▸ **Problem requirements**: "расположенных" appears in how many lines of the entries? State only the number.

[Dataset entries]
========================

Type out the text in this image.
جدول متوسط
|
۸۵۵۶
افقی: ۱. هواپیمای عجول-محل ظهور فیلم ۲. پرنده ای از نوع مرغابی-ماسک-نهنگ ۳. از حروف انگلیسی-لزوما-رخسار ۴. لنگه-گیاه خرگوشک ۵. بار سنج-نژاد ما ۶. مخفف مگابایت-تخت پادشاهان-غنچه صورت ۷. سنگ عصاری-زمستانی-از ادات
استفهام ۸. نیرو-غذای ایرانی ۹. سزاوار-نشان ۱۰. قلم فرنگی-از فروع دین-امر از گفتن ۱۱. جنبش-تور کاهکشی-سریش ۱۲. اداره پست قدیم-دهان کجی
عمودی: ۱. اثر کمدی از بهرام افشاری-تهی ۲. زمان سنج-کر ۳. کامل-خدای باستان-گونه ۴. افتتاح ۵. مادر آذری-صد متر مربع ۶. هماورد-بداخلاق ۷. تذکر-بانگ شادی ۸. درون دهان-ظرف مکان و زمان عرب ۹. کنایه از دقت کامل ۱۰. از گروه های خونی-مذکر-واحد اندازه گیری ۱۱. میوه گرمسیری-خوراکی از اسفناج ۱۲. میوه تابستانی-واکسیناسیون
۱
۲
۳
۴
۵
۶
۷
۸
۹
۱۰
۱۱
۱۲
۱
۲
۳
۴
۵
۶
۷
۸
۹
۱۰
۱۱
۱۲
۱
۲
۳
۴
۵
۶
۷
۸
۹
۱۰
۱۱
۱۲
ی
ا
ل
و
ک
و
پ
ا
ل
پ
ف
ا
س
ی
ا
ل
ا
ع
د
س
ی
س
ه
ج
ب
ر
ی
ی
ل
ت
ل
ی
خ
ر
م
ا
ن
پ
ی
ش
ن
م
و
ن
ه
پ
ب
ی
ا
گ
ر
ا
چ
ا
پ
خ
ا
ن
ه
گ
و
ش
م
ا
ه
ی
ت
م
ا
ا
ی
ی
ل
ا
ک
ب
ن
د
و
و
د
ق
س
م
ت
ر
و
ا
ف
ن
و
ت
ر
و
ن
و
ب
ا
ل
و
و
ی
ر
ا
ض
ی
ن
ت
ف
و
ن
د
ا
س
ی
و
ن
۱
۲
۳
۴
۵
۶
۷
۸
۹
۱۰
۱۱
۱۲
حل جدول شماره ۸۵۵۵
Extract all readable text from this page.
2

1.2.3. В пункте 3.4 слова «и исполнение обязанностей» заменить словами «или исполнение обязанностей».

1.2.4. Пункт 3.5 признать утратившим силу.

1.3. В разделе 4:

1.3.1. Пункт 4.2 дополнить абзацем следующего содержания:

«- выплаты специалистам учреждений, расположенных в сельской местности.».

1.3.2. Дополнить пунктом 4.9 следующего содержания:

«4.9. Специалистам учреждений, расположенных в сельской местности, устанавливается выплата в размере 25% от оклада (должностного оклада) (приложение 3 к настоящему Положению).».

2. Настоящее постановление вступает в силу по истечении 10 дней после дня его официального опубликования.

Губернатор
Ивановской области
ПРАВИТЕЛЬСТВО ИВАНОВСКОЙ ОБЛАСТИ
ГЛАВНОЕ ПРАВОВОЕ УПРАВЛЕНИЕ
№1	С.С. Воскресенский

========================

▸ **Reply to the exercise**: 2